▶ TASK DESCRIPTION: Return all of the lines below exactly as they are.

▶ INPUT DATA:
■ ■ ■ ■

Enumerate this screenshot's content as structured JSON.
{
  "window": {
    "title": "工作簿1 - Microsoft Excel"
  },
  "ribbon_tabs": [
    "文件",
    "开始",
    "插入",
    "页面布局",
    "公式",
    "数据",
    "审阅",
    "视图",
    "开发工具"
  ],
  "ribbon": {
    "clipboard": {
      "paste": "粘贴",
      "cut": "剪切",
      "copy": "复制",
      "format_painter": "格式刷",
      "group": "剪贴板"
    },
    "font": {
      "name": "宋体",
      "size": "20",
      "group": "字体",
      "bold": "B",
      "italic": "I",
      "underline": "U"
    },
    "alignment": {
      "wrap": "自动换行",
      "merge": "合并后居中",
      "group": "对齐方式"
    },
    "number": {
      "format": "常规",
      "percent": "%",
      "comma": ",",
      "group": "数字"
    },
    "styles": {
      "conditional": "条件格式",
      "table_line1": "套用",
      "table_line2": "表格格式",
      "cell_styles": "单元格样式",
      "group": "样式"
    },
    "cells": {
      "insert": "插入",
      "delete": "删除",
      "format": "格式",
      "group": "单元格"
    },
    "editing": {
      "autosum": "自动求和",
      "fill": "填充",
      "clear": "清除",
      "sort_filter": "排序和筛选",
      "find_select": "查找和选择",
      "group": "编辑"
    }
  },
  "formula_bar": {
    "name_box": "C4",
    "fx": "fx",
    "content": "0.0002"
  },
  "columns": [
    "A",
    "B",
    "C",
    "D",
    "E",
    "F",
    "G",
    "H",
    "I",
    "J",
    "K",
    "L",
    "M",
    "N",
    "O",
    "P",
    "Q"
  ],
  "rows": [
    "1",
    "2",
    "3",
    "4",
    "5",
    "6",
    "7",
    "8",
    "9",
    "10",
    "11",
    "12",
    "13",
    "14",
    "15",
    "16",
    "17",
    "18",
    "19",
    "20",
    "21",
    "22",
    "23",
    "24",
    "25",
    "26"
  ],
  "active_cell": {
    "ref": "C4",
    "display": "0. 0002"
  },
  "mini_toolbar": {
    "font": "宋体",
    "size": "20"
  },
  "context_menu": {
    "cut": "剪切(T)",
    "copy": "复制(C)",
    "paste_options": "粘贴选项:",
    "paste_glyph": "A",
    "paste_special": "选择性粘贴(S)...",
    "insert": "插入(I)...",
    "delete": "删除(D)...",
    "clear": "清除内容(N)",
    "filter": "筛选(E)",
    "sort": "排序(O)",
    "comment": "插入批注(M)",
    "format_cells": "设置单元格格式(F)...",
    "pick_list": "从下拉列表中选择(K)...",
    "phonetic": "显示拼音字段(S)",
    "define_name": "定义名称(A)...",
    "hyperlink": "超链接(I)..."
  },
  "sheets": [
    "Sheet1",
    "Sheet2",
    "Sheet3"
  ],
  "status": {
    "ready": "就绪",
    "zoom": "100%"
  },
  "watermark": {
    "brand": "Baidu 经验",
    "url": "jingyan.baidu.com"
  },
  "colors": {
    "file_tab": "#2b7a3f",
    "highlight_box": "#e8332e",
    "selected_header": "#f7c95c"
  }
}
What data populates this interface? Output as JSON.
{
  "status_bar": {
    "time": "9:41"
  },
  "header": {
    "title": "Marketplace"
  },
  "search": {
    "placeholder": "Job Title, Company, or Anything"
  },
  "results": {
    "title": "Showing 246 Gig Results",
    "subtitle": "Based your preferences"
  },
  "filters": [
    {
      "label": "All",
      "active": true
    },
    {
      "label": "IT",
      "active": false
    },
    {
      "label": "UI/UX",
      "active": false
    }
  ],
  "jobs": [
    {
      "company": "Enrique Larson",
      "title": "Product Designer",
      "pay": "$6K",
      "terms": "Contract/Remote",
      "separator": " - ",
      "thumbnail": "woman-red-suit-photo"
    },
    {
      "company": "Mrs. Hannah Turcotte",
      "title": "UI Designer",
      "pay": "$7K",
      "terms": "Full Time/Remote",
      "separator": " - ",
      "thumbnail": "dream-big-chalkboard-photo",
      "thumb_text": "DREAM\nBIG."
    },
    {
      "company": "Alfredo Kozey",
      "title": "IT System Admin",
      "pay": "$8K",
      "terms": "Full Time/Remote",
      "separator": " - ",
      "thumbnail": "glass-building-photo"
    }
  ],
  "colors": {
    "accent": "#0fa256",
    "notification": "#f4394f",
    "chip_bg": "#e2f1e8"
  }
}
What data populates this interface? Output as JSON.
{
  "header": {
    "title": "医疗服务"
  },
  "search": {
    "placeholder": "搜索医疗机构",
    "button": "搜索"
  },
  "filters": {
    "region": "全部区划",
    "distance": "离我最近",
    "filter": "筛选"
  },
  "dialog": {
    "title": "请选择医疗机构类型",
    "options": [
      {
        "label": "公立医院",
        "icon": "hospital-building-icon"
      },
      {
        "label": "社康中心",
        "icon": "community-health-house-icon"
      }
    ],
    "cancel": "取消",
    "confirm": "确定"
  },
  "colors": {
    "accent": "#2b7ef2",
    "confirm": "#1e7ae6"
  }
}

■ ■ ■ ■

▶ RESULT FOR THIS TASK:
Enumerate this screenshot's content as structured JSON.
{
  "window": {
    "title": "工作簿1 - Microsoft Excel"
  },
  "ribbon_tabs": [
    "文件",
    "开始",
    "插入",
    "页面布局",
    "公式",
    "数据",
    "审阅",
    "视图",
    "开发工具"
  ],
  "ribbon": {
    "clipboard": {
      "paste": "粘贴",
      "cut": "剪切",
      "copy": "复制",
      "format_painter": "格式刷",
      "group": "剪贴板"
    },
    "font": {
      "name": "宋体",
      "size": "20",
      "group": "字体",
      "bold": "B",
      "italic": "I",
      "underline": "U"
    },
    "alignment": {
      "wrap": "自动换行",
      "merge": "合并后居中",
      "group": "对齐方式"
    },
    "number": {
      "format": "常规",
      "percent": "%",
      "comma": ",",
      "group": "数字"
    },
    "styles": {
      "conditional": "条件格式",
      "table_line1": "套用",
      "table_line2": "表格格式",
      "cell_styles": "单元格样式",
      "group": "样式"
    },
    "cells": {
      "insert": "插入",
      "delete": "删除",
      "format": "格式",
      "group": "单元格"
    },
    "editing": {
      "autosum": "自动求和",
      "fill": "填充",
      "clear": "清除",
      "sort_filter": "排序和筛选",
      "find_select": "查找和选择",
      "group": "编辑"
    }
  },
  "formula_bar": {
    "name_box": "C4",
    "fx": "fx",
    "content": "0.0002"
  },
  "columns": [
    "A",
    "B",
    "C",
    "D",
    "E",
    "F",
    "G",
    "H",
    "I",
    "J",
    "K",
    "L",
    "M",
    "N",
    "O",
    "P",
    "Q"
  ],
  "rows": [
    "1",
    "2",
    "3",
    "4",
    "5",
    "6",
    "7",
    "8",
    "9",
    "10",
    "11",
    "12",
    "13",
    "14",
    "15",
    "16",
    "17",
    "18",
    "19",
    "20",
    "21",
    "22",
    "23",
    "24",
    "25",
    "26"
  ],
  "active_cell": {
    "ref": "C4",
    "display": "0. 0002"
  },
  "mini_toolbar": {
    "font": "宋体",
    "size": "20"
  },
  "context_menu": {
    "cut": "剪切(T)",
    "copy": "复制(C)",
    "paste_options": "粘贴选项:",
    "paste_glyph": "A",
    "paste_special": "选择性粘贴(S)...",
    "insert": "插入(I)...",
    "delete": "删除(D)...",
    "clear": "清除内容(N)",
    "filter": "筛选(E)",
    "sort": "排序(O)",
    "comment": "插入批注(M)",
    "format_cells": "设置单元格格式(F)...",
    "pick_list": "从下拉列表中选择(K)...",
    "phonetic": "显示拼音字段(S)",
    "define_name": "定义名称(A)...",
    "hyperlink": "超链接(I)..."
  },
  "sheets": [
    "Sheet1",
    "Sheet2",
    "Sheet3"
  ],
  "status": {
    "ready": "就绪",
    "zoom": "100%"
  },
  "watermark": {
    "brand": "Baidu 经验",
    "url": "jingyan.baidu.com"
  },
  "colors": {
    "file_tab": "#2b7a3f",
    "highlight_box": "#e8332e",
    "selected_header": "#f7c95c"
  }
}
What data populates this interface? Output as JSON.
{
  "status_bar": {
    "time": "9:41"
  },
  "header": {
    "title": "Marketplace"
  },
  "search": {
    "placeholder": "Job Title, Company, or Anything"
  },
  "results": {
    "title": "Showing 246 Gig Results",
    "subtitle": "Based your preferences"
  },
  "filters": [
    {
      "label": "All",
      "active": true
    },
    {
      "label": "IT",
      "active": false
    },
    {
      "label": "UI/UX",
      "active": false
    }
  ],
  "jobs": [
    {
      "company": "Enrique Larson",
      "title": "Product Designer",
      "pay": "$6K",
      "terms": "Contract/Remote",
      "separator": " - ",
      "thumbnail": "woman-red-suit-photo"
    },
    {
      "company": "Mrs. Hannah Turcotte",
      "title": "UI Designer",
      "pay": "$7K",
      "terms": "Full Time/Remote",
      "separator": " - ",
      "thumbnail": "dream-big-chalkboard-photo",
      "thumb_text": "DREAM\nBIG."
    },
    {
      "company": "Alfredo Kozey",
      "title": "IT System Admin",
      "pay": "$8K",
      "terms": "Full Time/Remote",
      "separator": " - ",
      "thumbnail": "glass-building-photo"
    }
  ],
  "colors": {
    "accent": "#0fa256",
    "notification": "#f4394f",
    "chip_bg": "#e2f1e8"
  }
}
What data populates this interface? Output as JSON.
{
  "header": {
    "title": "医疗服务"
  },
  "search": {
    "placeholder": "搜索医疗机构",
    "button": "搜索"
  },
  "filters": {
    "region": "全部区划",
    "distance": "离我最近",
    "filter": "筛选"
  },
  "dialog": {
    "title": "请选择医疗机构类型",
    "options": [
      {
        "label": "公立医院",
        "icon": "hospital-building-icon"
      },
      {
        "label": "社康中心",
        "icon": "community-health-house-icon"
      }
    ],
    "cancel": "取消",
    "confirm": "确定"
  },
  "colors": {
    "accent": "#2b7ef2",
    "confirm": "#1e7ae6"
  }
}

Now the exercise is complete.